Records from a data collection
-- Start --
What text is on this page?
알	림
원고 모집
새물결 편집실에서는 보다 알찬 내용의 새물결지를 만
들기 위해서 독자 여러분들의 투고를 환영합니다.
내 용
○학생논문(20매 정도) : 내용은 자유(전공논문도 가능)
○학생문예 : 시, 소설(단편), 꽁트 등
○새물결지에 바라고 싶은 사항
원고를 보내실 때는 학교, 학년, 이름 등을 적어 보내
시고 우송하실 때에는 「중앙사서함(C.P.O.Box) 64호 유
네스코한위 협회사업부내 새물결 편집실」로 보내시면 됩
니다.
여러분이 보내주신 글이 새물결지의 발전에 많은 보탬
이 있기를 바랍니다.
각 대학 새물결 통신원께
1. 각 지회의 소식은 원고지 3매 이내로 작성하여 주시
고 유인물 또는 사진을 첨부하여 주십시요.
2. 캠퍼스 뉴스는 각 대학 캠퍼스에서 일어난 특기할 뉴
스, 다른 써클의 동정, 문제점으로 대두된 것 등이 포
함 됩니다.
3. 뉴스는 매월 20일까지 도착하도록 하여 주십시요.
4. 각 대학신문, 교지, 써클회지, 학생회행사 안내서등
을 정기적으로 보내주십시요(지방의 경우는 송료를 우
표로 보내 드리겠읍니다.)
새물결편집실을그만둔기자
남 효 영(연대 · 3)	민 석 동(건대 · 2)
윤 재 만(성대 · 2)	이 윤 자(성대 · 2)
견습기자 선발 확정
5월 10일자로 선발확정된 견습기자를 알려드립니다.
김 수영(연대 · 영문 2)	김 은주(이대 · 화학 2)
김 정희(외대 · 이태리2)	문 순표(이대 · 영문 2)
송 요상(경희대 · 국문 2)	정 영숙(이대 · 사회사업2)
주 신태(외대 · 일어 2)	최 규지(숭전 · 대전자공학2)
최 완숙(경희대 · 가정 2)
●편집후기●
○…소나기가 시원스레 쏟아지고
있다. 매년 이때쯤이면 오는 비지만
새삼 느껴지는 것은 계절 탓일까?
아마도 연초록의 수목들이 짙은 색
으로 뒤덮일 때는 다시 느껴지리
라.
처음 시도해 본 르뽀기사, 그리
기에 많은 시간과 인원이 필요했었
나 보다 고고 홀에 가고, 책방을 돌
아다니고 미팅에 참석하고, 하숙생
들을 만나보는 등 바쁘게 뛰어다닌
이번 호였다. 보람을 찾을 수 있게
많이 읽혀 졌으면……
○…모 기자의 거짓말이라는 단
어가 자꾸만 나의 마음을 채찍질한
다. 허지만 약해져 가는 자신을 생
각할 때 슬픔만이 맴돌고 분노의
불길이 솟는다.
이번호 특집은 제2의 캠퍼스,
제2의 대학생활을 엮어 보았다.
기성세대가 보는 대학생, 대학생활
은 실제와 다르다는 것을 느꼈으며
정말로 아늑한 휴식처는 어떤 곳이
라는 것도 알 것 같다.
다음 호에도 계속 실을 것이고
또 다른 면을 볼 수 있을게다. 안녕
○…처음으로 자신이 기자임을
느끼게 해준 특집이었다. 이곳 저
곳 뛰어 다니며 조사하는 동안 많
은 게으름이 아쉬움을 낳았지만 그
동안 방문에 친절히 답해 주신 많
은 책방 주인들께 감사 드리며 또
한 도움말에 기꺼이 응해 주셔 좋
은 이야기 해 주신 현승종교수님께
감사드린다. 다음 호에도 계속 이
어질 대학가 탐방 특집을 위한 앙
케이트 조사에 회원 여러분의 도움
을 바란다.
-- End --
* [Given problem]
Repeat every line of the data, exactly and in full.

* [Answer]
What text is on this page?
알	림
원고 모집
새물결 편집실에서는 보다 알찬 내용의 새물결지를 만
들기 위해서 독자 여러분들의 투고를 환영합니다.
내 용
○학생논문(20매 정도) : 내용은 자유(전공논문도 가능)
○학생문예 : 시, 소설(단편), 꽁트 등
○새물결지에 바라고 싶은 사항
원고를 보내실 때는 학교, 학년, 이름 등을 적어 보내
시고 우송하실 때에는 「중앙사서함(C.P.O.Box) 64호 유
네스코한위 협회사업부내 새물결 편집실」로 보내시면 됩
니다.
여러분이 보내주신 글이 새물결지의 발전에 많은 보탬
이 있기를 바랍니다.
각 대학 새물결 통신원께
1. 각 지회의 소식은 원고지 3매 이내로 작성하여 주시
고 유인물 또는 사진을 첨부하여 주십시요.
2. 캠퍼스 뉴스는 각 대학 캠퍼스에서 일어난 특기할 뉴
스, 다른 써클의 동정, 문제점으로 대두된 것 등이 포
함 됩니다.
3. 뉴스는 매월 20일까지 도착하도록 하여 주십시요.
4. 각 대학신문, 교지, 써클회지, 학생회행사 안내서등
을 정기적으로 보내주십시요(지방의 경우는 송료를 우
표로 보내 드리겠읍니다.)
새물결편집실을그만둔기자
남 효 영(연대 · 3)	민 석 동(건대 · 2)
윤 재 만(성대 · 2)	이 윤 자(성대 · 2)
견습기자 선발 확정
5월 10일자로 선발확정된 견습기자를 알려드립니다.
김 수영(연대 · 영문 2)	김 은주(이대 · 화학 2)
김 정희(외대 · 이태리2)	문 순표(이대 · 영문 2)
송 요상(경희대 · 국문 2)	정 영숙(이대 · 사회사업2)
주 신태(외대 · 일어 2)	최 규지(숭전 · 대전자공학2)
최 완숙(경희대 · 가정 2)
●편집후기●
○…소나기가 시원스레 쏟아지고
있다. 매년 이때쯤이면 오는 비지만
새삼 느껴지는 것은 계절 탓일까?
아마도 연초록의 수목들이 짙은 색
으로 뒤덮일 때는 다시 느껴지리
라.
처음 시도해 본 르뽀기사, 그리
기에 많은 시간과 인원이 필요했었
나 보다 고고 홀에 가고, 책방을 돌
아다니고 미팅에 참석하고, 하숙생
들을 만나보는 등 바쁘게 뛰어다닌
이번 호였다. 보람을 찾을 수 있게
많이 읽혀 졌으면……
○…모 기자의 거짓말이라는 단
어가 자꾸만 나의 마음을 채찍질한
다. 허지만 약해져 가는 자신을 생
각할 때 슬픔만이 맴돌고 분노의
불길이 솟는다.
이번호 특집은 제2의 캠퍼스,
제2의 대학생활을 엮어 보았다.
기성세대가 보는 대학생, 대학생활
은 실제와 다르다는 것을 느꼈으며
정말로 아늑한 휴식처는 어떤 곳이
라는 것도 알 것 같다.
다음 호에도 계속 실을 것이고
또 다른 면을 볼 수 있을게다. 안녕
○…처음으로 자신이 기자임을
느끼게 해준 특집이었다. 이곳 저
곳 뛰어 다니며 조사하는 동안 많
은 게으름이 아쉬움을 낳았지만 그
동안 방문에 친절히 답해 주신 많
은 책방 주인들께 감사 드리며 또
한 도움말에 기꺼이 응해 주셔 좋
은 이야기 해 주신 현승종교수님께
감사드린다. 다음 호에도 계속 이
어질 대학가 탐방 특집을 위한 앙
케이트 조사에 회원 여러분의 도움
을 바란다.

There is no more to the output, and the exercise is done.